----- Supplied information -----
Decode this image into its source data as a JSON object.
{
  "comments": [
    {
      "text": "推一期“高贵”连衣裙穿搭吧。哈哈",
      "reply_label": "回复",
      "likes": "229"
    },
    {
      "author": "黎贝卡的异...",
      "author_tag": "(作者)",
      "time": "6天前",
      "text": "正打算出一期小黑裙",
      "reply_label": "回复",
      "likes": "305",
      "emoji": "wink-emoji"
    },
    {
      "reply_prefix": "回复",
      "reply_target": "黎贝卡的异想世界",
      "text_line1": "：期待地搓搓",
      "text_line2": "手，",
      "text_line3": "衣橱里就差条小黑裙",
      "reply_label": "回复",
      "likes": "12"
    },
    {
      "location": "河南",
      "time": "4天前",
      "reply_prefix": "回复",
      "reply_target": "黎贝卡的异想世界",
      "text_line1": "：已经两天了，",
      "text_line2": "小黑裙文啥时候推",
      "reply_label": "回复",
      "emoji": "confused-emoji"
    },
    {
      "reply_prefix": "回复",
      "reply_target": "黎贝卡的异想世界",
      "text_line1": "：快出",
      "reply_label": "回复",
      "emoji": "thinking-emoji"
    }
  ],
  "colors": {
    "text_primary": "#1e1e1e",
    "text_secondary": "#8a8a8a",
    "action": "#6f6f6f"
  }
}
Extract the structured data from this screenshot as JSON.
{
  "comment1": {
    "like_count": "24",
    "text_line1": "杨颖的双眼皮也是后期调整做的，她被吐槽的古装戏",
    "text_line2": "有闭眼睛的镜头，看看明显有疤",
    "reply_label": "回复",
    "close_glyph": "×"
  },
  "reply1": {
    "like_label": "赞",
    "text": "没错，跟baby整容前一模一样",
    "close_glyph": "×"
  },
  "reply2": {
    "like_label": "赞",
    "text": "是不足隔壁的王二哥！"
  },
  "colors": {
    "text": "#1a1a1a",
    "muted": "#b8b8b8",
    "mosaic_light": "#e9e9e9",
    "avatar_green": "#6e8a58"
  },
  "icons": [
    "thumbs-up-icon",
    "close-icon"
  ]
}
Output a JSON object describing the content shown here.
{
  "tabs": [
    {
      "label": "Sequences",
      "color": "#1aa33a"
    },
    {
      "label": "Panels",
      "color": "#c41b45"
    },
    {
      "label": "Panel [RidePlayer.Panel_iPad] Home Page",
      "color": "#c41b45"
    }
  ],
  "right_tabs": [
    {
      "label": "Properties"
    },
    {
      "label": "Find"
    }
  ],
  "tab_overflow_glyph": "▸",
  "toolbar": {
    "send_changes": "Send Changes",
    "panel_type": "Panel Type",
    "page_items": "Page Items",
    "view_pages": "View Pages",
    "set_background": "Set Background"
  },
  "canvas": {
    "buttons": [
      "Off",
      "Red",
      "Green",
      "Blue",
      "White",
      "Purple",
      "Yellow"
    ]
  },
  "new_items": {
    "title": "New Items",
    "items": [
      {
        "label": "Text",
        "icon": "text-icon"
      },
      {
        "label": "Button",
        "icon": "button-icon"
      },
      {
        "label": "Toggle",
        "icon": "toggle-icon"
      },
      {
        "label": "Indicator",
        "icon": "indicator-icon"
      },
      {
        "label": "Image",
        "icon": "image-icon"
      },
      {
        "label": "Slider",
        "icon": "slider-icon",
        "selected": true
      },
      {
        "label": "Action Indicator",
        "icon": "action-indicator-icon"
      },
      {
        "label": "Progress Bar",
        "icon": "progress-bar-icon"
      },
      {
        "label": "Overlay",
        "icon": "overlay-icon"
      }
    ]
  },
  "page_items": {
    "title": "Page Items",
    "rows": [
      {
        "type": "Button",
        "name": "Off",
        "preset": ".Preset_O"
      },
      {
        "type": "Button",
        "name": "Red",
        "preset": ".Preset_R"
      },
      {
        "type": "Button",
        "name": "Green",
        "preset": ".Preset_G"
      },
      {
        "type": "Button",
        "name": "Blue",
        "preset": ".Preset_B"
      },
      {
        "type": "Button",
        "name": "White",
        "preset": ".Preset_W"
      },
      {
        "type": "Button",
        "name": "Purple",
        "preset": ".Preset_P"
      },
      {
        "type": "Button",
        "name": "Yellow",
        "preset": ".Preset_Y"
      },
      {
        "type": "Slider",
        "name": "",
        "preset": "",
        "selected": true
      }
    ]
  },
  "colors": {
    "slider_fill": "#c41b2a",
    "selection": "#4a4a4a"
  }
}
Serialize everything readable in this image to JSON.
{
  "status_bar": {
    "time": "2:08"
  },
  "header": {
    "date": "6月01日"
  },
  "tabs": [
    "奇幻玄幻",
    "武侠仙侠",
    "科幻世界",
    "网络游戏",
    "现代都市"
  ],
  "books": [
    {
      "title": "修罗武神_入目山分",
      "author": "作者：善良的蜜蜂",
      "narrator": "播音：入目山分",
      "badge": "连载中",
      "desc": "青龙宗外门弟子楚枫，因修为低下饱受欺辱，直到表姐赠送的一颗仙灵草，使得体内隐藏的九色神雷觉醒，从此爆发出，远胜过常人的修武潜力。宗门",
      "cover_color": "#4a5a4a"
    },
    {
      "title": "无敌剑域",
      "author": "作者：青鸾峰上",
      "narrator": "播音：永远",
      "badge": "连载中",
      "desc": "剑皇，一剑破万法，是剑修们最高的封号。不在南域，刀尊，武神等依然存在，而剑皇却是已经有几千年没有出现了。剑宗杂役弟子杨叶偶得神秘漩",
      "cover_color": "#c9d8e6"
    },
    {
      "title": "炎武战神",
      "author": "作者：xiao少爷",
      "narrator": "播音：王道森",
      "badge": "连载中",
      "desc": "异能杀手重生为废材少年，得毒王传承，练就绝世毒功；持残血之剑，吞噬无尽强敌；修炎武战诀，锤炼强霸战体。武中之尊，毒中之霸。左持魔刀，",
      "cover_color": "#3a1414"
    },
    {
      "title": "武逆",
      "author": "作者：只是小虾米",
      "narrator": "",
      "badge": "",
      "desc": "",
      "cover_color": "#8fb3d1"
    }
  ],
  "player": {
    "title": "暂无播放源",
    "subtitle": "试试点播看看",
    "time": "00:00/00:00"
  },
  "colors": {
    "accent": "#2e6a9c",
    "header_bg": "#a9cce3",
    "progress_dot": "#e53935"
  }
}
-----
**Aim**
Check each line above for the word "data" and say how many have it, with nothing else.

**The answer**
2